• Task brief
Keep the pictures out and restate every record exactly.
* * * *
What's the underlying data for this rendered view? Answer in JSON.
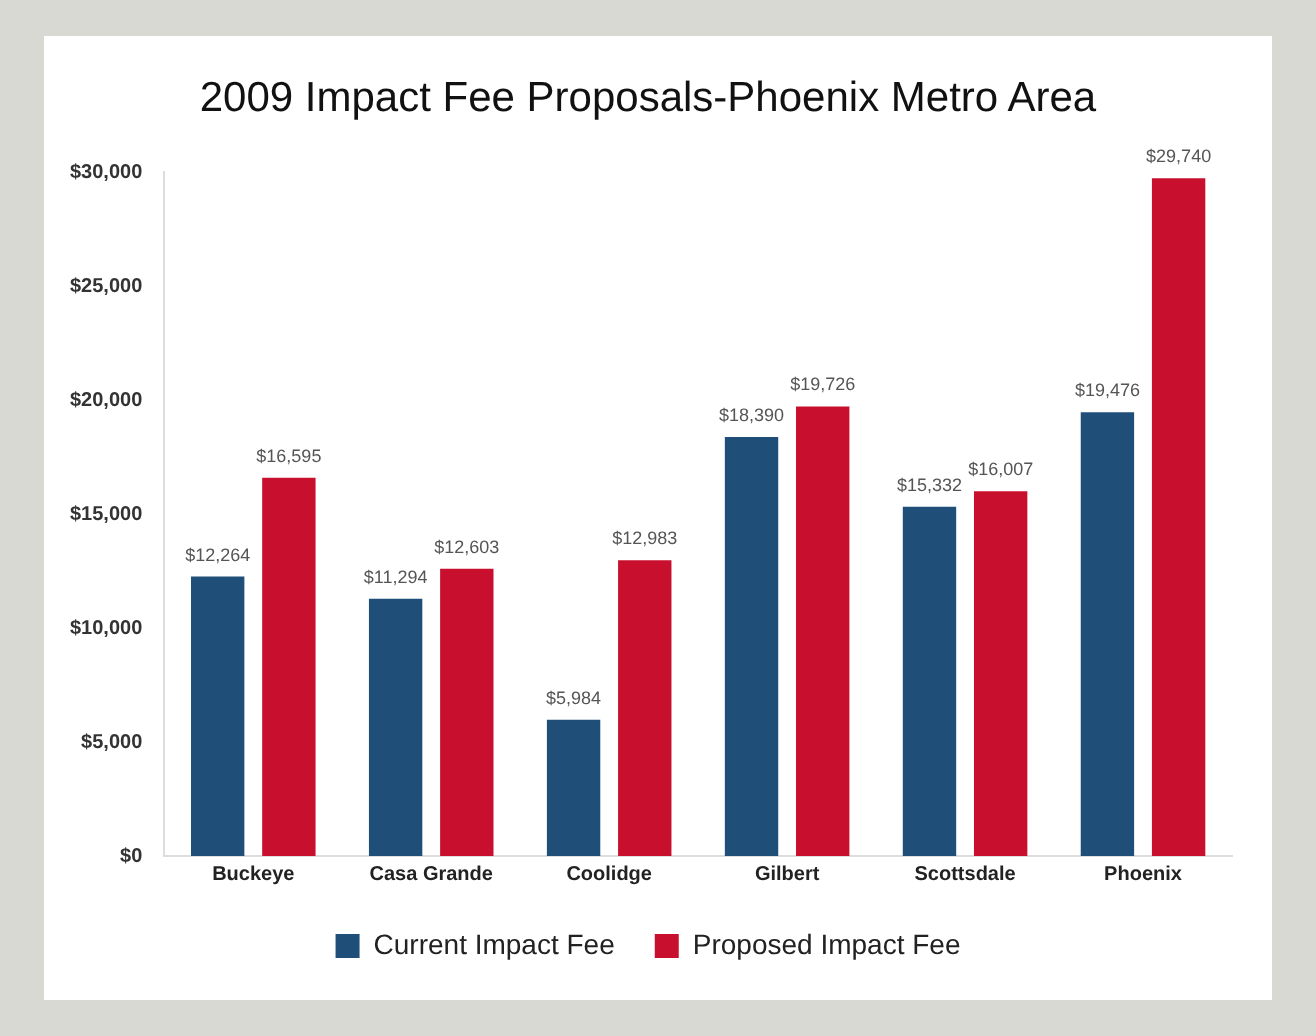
{
  "chart_data": {
    "type": "bar",
    "title": "2009 Impact Fee Proposals-Phoenix Metro Area",
    "categories": [
      "Buckeye",
      "Casa Grande",
      "Coolidge",
      "Gilbert",
      "Scottsdale",
      "Phoenix"
    ],
    "series": [
      {
        "name": "Current Impact Fee",
        "color": "#1f4e79",
        "values": [
          12264,
          11294,
          5984,
          18390,
          15332,
          19476
        ],
        "value_labels": [
          "$12,264",
          "$11,294",
          "$5,984",
          "$18,390",
          "$15,332",
          "$19,476"
        ]
      },
      {
        "name": "Proposed Impact Fee",
        "color": "#c8102e",
        "values": [
          16595,
          12603,
          12983,
          19726,
          16007,
          29740
        ],
        "value_labels": [
          "$16,595",
          "$12,603",
          "$12,983",
          "$19,726",
          "$16,007",
          "$29,740"
        ]
      }
    ],
    "ylim": [
      0,
      30000
    ],
    "yticks": [
      {
        "value": 0,
        "label": "$0"
      },
      {
        "value": 5000,
        "label": "$5,000"
      },
      {
        "value": 10000,
        "label": "$10,000"
      },
      {
        "value": 15000,
        "label": "$15,000"
      },
      {
        "value": 20000,
        "label": "$20,000"
      },
      {
        "value": 25000,
        "label": "$25,000"
      },
      {
        "value": 30000,
        "label": "$30,000"
      }
    ],
    "grid": false,
    "legend": "bottom"
  }
}
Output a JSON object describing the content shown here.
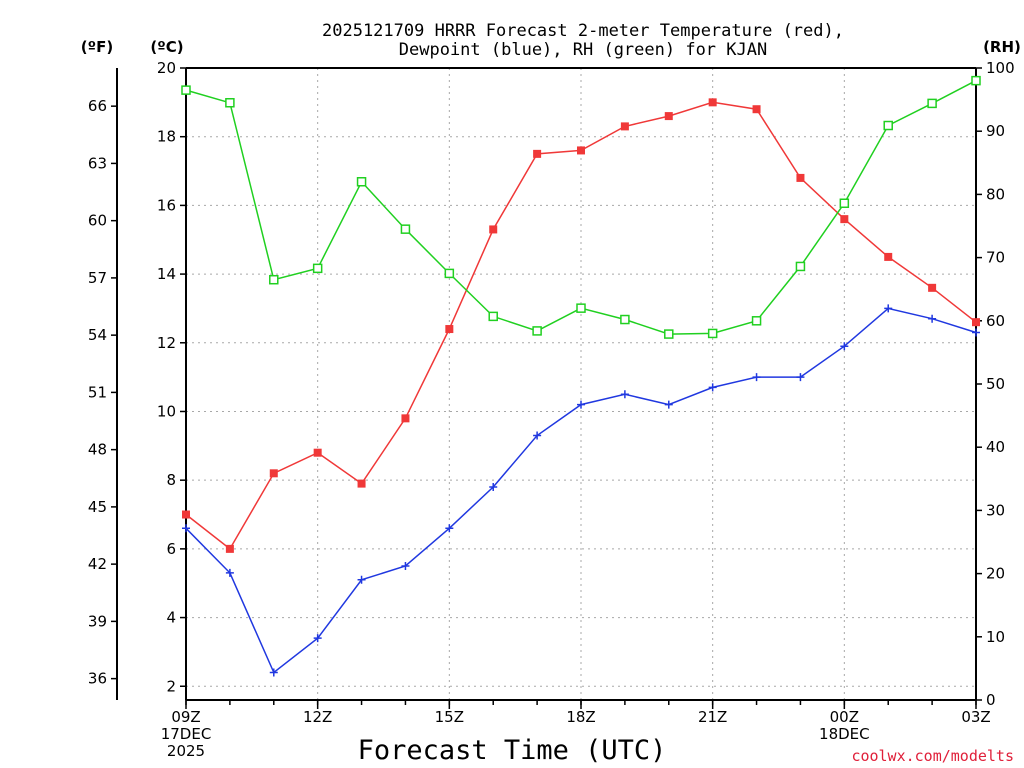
{
  "chart_data": {
    "type": "line",
    "title_lines": [
      "2025121709 HRRR Forecast 2-meter Temperature (red),",
      "Dewpoint (blue), RH (green) for KJAN"
    ],
    "xlabel": "Forecast Time (UTC)",
    "credit": "coolwx.com/modelts",
    "left_unit_f": "(ºF)",
    "left_unit_c": "(ºC)",
    "right_unit": "(RH)",
    "x_hours": [
      0,
      1,
      2,
      3,
      4,
      5,
      6,
      7,
      8,
      9,
      10,
      11,
      12,
      13,
      14,
      15,
      16,
      17,
      18
    ],
    "x_range": [
      0,
      18
    ],
    "x_ticks": [
      {
        "hour": 0,
        "lines": [
          "09Z",
          "17DEC",
          "2025"
        ]
      },
      {
        "hour": 3,
        "lines": [
          "12Z"
        ]
      },
      {
        "hour": 6,
        "lines": [
          "15Z"
        ]
      },
      {
        "hour": 9,
        "lines": [
          "18Z"
        ]
      },
      {
        "hour": 12,
        "lines": [
          "21Z"
        ]
      },
      {
        "hour": 15,
        "lines": [
          "00Z",
          "18DEC"
        ]
      },
      {
        "hour": 18,
        "lines": [
          "03Z"
        ]
      }
    ],
    "celsius_axis": {
      "range": [
        1.6,
        20
      ],
      "ticks": [
        2,
        4,
        6,
        8,
        10,
        12,
        14,
        16,
        18,
        20
      ]
    },
    "fahrenheit_ticks": [
      36,
      39,
      42,
      45,
      48,
      51,
      54,
      57,
      60,
      63,
      66
    ],
    "rh_axis": {
      "range": [
        0,
        100
      ],
      "ticks": [
        0,
        10,
        20,
        30,
        40,
        50,
        60,
        70,
        80,
        90,
        100
      ]
    },
    "series": [
      {
        "name": "Temperature",
        "unit": "C",
        "color": "#f03838",
        "marker": "square-filled",
        "values": [
          7.0,
          6.0,
          8.2,
          8.8,
          7.9,
          9.8,
          12.4,
          15.3,
          17.5,
          17.6,
          18.3,
          18.6,
          19.0,
          18.8,
          16.8,
          15.6,
          14.5,
          13.6,
          12.6
        ]
      },
      {
        "name": "Dewpoint",
        "unit": "C",
        "color": "#2038e0",
        "marker": "plus",
        "values": [
          6.6,
          5.3,
          2.4,
          3.4,
          5.1,
          5.5,
          6.6,
          7.8,
          9.3,
          10.2,
          10.5,
          10.2,
          10.7,
          11.0,
          11.0,
          11.9,
          13.0,
          12.7,
          12.3
        ]
      },
      {
        "name": "RH",
        "unit": "%",
        "color": "#20d020",
        "marker": "square-open",
        "values": [
          96.5,
          94.5,
          66.5,
          68.3,
          82.0,
          74.5,
          67.5,
          60.7,
          58.4,
          62.0,
          60.2,
          57.9,
          58.0,
          60.0,
          68.6,
          78.6,
          90.9,
          94.4,
          98.0
        ]
      }
    ]
  }
}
* * * *
• Response to the exercise
What's the underlying data for this rendered view? Answer in JSON.
{
  "chart_data": {
    "type": "bar",
    "title": "2009 Impact Fee Proposals-Phoenix Metro Area",
    "categories": [
      "Buckeye",
      "Casa Grande",
      "Coolidge",
      "Gilbert",
      "Scottsdale",
      "Phoenix"
    ],
    "series": [
      {
        "name": "Current Impact Fee",
        "color": "#1f4e79",
        "values": [
          12264,
          11294,
          5984,
          18390,
          15332,
          19476
        ],
        "value_labels": [
          "$12,264",
          "$11,294",
          "$5,984",
          "$18,390",
          "$15,332",
          "$19,476"
        ]
      },
      {
        "name": "Proposed Impact Fee",
        "color": "#c8102e",
        "values": [
          16595,
          12603,
          12983,
          19726,
          16007,
          29740
        ],
        "value_labels": [
          "$16,595",
          "$12,603",
          "$12,983",
          "$19,726",
          "$16,007",
          "$29,740"
        ]
      }
    ],
    "ylim": [
      0,
      30000
    ],
    "yticks": [
      {
        "value": 0,
        "label": "$0"
      },
      {
        "value": 5000,
        "label": "$5,000"
      },
      {
        "value": 10000,
        "label": "$10,000"
      },
      {
        "value": 15000,
        "label": "$15,000"
      },
      {
        "value": 20000,
        "label": "$20,000"
      },
      {
        "value": 25000,
        "label": "$25,000"
      },
      {
        "value": 30000,
        "label": "$30,000"
      }
    ],
    "grid": false,
    "legend": "bottom"
  }
}
Output a JSON object describing the content shown here.
{
  "chart_data": {
    "type": "line",
    "title_lines": [
      "2025121709 HRRR Forecast 2-meter Temperature (red),",
      "Dewpoint (blue), RH (green) for KJAN"
    ],
    "xlabel": "Forecast Time (UTC)",
    "credit": "coolwx.com/modelts",
    "left_unit_f": "(ºF)",
    "left_unit_c": "(ºC)",
    "right_unit": "(RH)",
    "x_hours": [
      0,
      1,
      2,
      3,
      4,
      5,
      6,
      7,
      8,
      9,
      10,
      11,
      12,
      13,
      14,
      15,
      16,
      17,
      18
    ],
    "x_range": [
      0,
      18
    ],
    "x_ticks": [
      {
        "hour": 0,
        "lines": [
          "09Z",
          "17DEC",
          "2025"
        ]
      },
      {
        "hour": 3,
        "lines": [
          "12Z"
        ]
      },
      {
        "hour": 6,
        "lines": [
          "15Z"
        ]
      },
      {
        "hour": 9,
        "lines": [
          "18Z"
        ]
      },
      {
        "hour": 12,
        "lines": [
          "21Z"
        ]
      },
      {
        "hour": 15,
        "lines": [
          "00Z",
          "18DEC"
        ]
      },
      {
        "hour": 18,
        "lines": [
          "03Z"
        ]
      }
    ],
    "celsius_axis": {
      "range": [
        1.6,
        20
      ],
      "ticks": [
        2,
        4,
        6,
        8,
        10,
        12,
        14,
        16,
        18,
        20
      ]
    },
    "fahrenheit_ticks": [
      36,
      39,
      42,
      45,
      48,
      51,
      54,
      57,
      60,
      63,
      66
    ],
    "rh_axis": {
      "range": [
        0,
        100
      ],
      "ticks": [
        0,
        10,
        20,
        30,
        40,
        50,
        60,
        70,
        80,
        90,
        100
      ]
    },
    "series": [
      {
        "name": "Temperature",
        "unit": "C",
        "color": "#f03838",
        "marker": "square-filled",
        "values": [
          7.0,
          6.0,
          8.2,
          8.8,
          7.9,
          9.8,
          12.4,
          15.3,
          17.5,
          17.6,
          18.3,
          18.6,
          19.0,
          18.8,
          16.8,
          15.6,
          14.5,
          13.6,
          12.6
        ]
      },
      {
        "name": "Dewpoint",
        "unit": "C",
        "color": "#2038e0",
        "marker": "plus",
        "values": [
          6.6,
          5.3,
          2.4,
          3.4,
          5.1,
          5.5,
          6.6,
          7.8,
          9.3,
          10.2,
          10.5,
          10.2,
          10.7,
          11.0,
          11.0,
          11.9,
          13.0,
          12.7,
          12.3
        ]
      },
      {
        "name": "RH",
        "unit": "%",
        "color": "#20d020",
        "marker": "square-open",
        "values": [
          96.5,
          94.5,
          66.5,
          68.3,
          82.0,
          74.5,
          67.5,
          60.7,
          58.4,
          62.0,
          60.2,
          57.9,
          58.0,
          60.0,
          68.6,
          78.6,
          90.9,
          94.4,
          98.0
        ]
      }
    ]
  }
}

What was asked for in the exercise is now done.